=== Exercise input ===
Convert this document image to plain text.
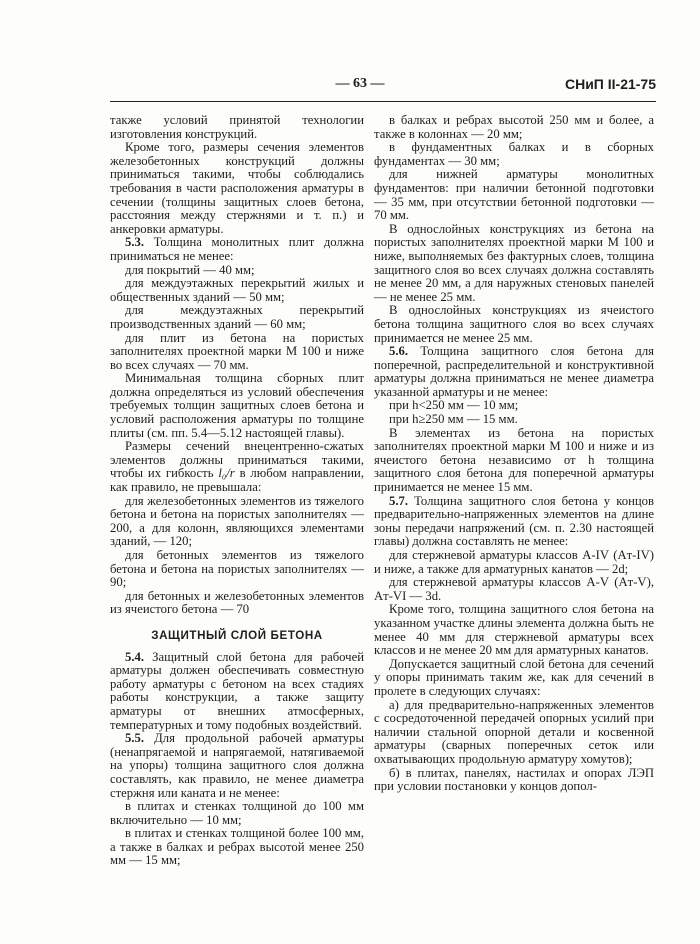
— 63 —	СНиП II-21-75

также условий принятой технологии изготовления конструкций.

Кроме того, размеры сечения элементов железобетонных конструкций должны приниматься такими, чтобы соблюдались требования в части расположения арматуры в сечении (толщины защитных слоев бетона, расстояния между стержнями и т. п.) и анкеровки арматуры.

5.3. Толщина монолитных плит должна приниматься не менее:

для покрытий — 40 мм;

для междуэтажных перекрытий жилых и общественных зданий — 50 мм;

для междуэтажных перекрытий производственных зданий — 60 мм;

для плит из бетона на пористых заполнителях проектной марки М 100 и ниже во всех случаях — 70 мм.

Минимальная толщина сборных плит должна определяться из условий обеспечения требуемых толщин защитных слоев бетона и условий расположения арматуры по толщине плиты (см. пп. 5.4—5.12 настоящей главы).

Размеры сечений внецентренно-сжатых элементов должны приниматься такими, чтобы их гибкость l₀/r в любом направлении, как правило, не превышала:

для железобетонных элементов из тяжелого бетона и бетона на пористых заполнителях — 200, а для колонн, являющихся элементами зданий, — 120;

для бетонных элементов из тяжелого бетона и бетона на пористых заполнителях — 90;

для бетонных и железобетонных элементов из ячеистого бетона — 70

ЗАЩИТНЫЙ СЛОЙ БЕТОНА

5.4. Защитный слой бетона для рабочей арматуры должен обеспечивать совместную работу арматуры с бетоном на всех стадиях работы конструкции, а также защиту арматуры от внешних атмосферных, температурных и тому подобных воздействий.

5.5. Для продольной рабочей арматуры (ненапрягаемой и напрягаемой, натягиваемой на упоры) толщина защитного слоя должна составлять, как правило, не менее диаметра стержня или каната и не менее:

в плитах и стенках толщиной до 100 мм включительно — 10 мм;

в плитах и стенках толщиной более 100 мм, а также в балках и ребрах высотой менее 250 мм — 15 мм;

в балках и ребрах высотой 250 мм и более, а также в колоннах — 20 мм;

в фундаментных балках и в сборных фундаментах — 30 мм;

для нижней арматуры монолитных фундаментов: при наличии бетонной подготовки — 35 мм, при отсутствии бетонной подготовки — 70 мм.

В однослойных конструкциях из бетона на пористых заполнителях проектной марки М 100 и ниже, выполняемых без фактурных слоев, толщина защитного слоя во всех случаях должна составлять не менее 20 мм, а для наружных стеновых панелей — не менее 25 мм.

В однослойных конструкциях из ячеистого бетона толщина защитного слоя во всех случаях принимается не менее 25 мм.

5.6. Толщина защитного слоя бетона для поперечной, распределительной и конструктивной арматуры должна приниматься не менее диаметра указанной арматуры и не менее:

при h<250 мм — 10 мм;

при h≥250 мм — 15 мм.

В элементах из бетона на пористых заполнителях проектной марки М 100 и ниже и из ячеистого бетона независимо от h толщина защитного слоя бетона для поперечной арматуры принимается не менее 15 мм.

5.7. Толщина защитного слоя бетона у концов предварительно-напряженных элементов на длине зоны передачи напряжений (см. п. 2.30 настоящей главы) должна составлять не менее:

для стержневой арматуры классов A-IV (Aт-IV) и ниже, а также для арматурных канатов — 2d;

для стержневой арматуры классов A-V (Aт-V), Aт-VI — 3d.

Кроме того, толщина защитного слоя бетона на указанном участке длины элемента должна быть не менее 40 мм для стержневой арматуры всех классов и не менее 20 мм для арматурных канатов.

Допускается защитный слой бетона для сечений у опоры принимать таким же, как для сечений в пролете в следующих случаях:

а) для предварительно-напряженных элементов с сосредоточенной передачей опорных усилий при наличии стальной опорной детали и косвенной арматуры (сварных поперечных сеток или охватывающих продольную арматуру хомутов);

б) в плитах, панелях, настилах и опорах ЛЭП при условии постановки у концов допол-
===
> Exercise task: Leave images out of the retyped records; keep all else exact.

> Output for this task:
Convert this document image to plain text.
— 63 —	СНиП II-21-75

также условий принятой технологии изготовления конструкций.

Кроме того, размеры сечения элементов железобетонных конструкций должны приниматься такими, чтобы соблюдались требования в части расположения арматуры в сечении (толщины защитных слоев бетона, расстояния между стержнями и т. п.) и анкеровки арматуры.

5.3. Толщина монолитных плит должна приниматься не менее:

для покрытий — 40 мм;

для междуэтажных перекрытий жилых и общественных зданий — 50 мм;

для междуэтажных перекрытий производственных зданий — 60 мм;

для плит из бетона на пористых заполнителях проектной марки М 100 и ниже во всех случаях — 70 мм.

Минимальная толщина сборных плит должна определяться из условий обеспечения требуемых толщин защитных слоев бетона и условий расположения арматуры по толщине плиты (см. пп. 5.4—5.12 настоящей главы).

Размеры сечений внецентренно-сжатых элементов должны приниматься такими, чтобы их гибкость l₀/r в любом направлении, как правило, не превышала:

для железобетонных элементов из тяжелого бетона и бетона на пористых заполнителях — 200, а для колонн, являющихся элементами зданий, — 120;

для бетонных элементов из тяжелого бетона и бетона на пористых заполнителях — 90;

для бетонных и железобетонных элементов из ячеистого бетона — 70

ЗАЩИТНЫЙ СЛОЙ БЕТОНА

5.4. Защитный слой бетона для рабочей арматуры должен обеспечивать совместную работу арматуры с бетоном на всех стадиях работы конструкции, а также защиту арматуры от внешних атмосферных, температурных и тому подобных воздействий.

5.5. Для продольной рабочей арматуры (ненапрягаемой и напрягаемой, натягиваемой на упоры) толщина защитного слоя должна составлять, как правило, не менее диаметра стержня или каната и не менее:

в плитах и стенках толщиной до 100 мм включительно — 10 мм;

в плитах и стенках толщиной более 100 мм, а также в балках и ребрах высотой менее 250 мм — 15 мм;

в балках и ребрах высотой 250 мм и более, а также в колоннах — 20 мм;

в фундаментных балках и в сборных фундаментах — 30 мм;

для нижней арматуры монолитных фундаментов: при наличии бетонной подготовки — 35 мм, при отсутствии бетонной подготовки — 70 мм.

В однослойных конструкциях из бетона на пористых заполнителях проектной марки М 100 и ниже, выполняемых без фактурных слоев, толщина защитного слоя во всех случаях должна составлять не менее 20 мм, а для наружных стеновых панелей — не менее 25 мм.

В однослойных конструкциях из ячеистого бетона толщина защитного слоя во всех случаях принимается не менее 25 мм.

5.6. Толщина защитного слоя бетона для поперечной, распределительной и конструктивной арматуры должна приниматься не менее диаметра указанной арматуры и не менее:

при h<250 мм — 10 мм;

при h≥250 мм — 15 мм.

В элементах из бетона на пористых заполнителях проектной марки М 100 и ниже и из ячеистого бетона независимо от h толщина защитного слоя бетона для поперечной арматуры принимается не менее 15 мм.

5.7. Толщина защитного слоя бетона у концов предварительно-напряженных элементов на длине зоны передачи напряжений (см. п. 2.30 настоящей главы) должна составлять не менее:

для стержневой арматуры классов A-IV (Aт-IV) и ниже, а также для арматурных канатов — 2d;

для стержневой арматуры классов A-V (Aт-V), Aт-VI — 3d.

Кроме того, толщина защитного слоя бетона на указанном участке длины элемента должна быть не менее 40 мм для стержневой арматуры всех классов и не менее 20 мм для арматурных канатов.

Допускается защитный слой бетона для сечений у опоры принимать таким же, как для сечений в пролете в следующих случаях:

а) для предварительно-напряженных элементов с сосредоточенной передачей опорных усилий при наличии стальной опорной детали и косвенной арматуры (сварных поперечных сеток или охватывающих продольную арматуру хомутов);

б) в плитах, панелях, настилах и опорах ЛЭП при условии постановки у концов допол-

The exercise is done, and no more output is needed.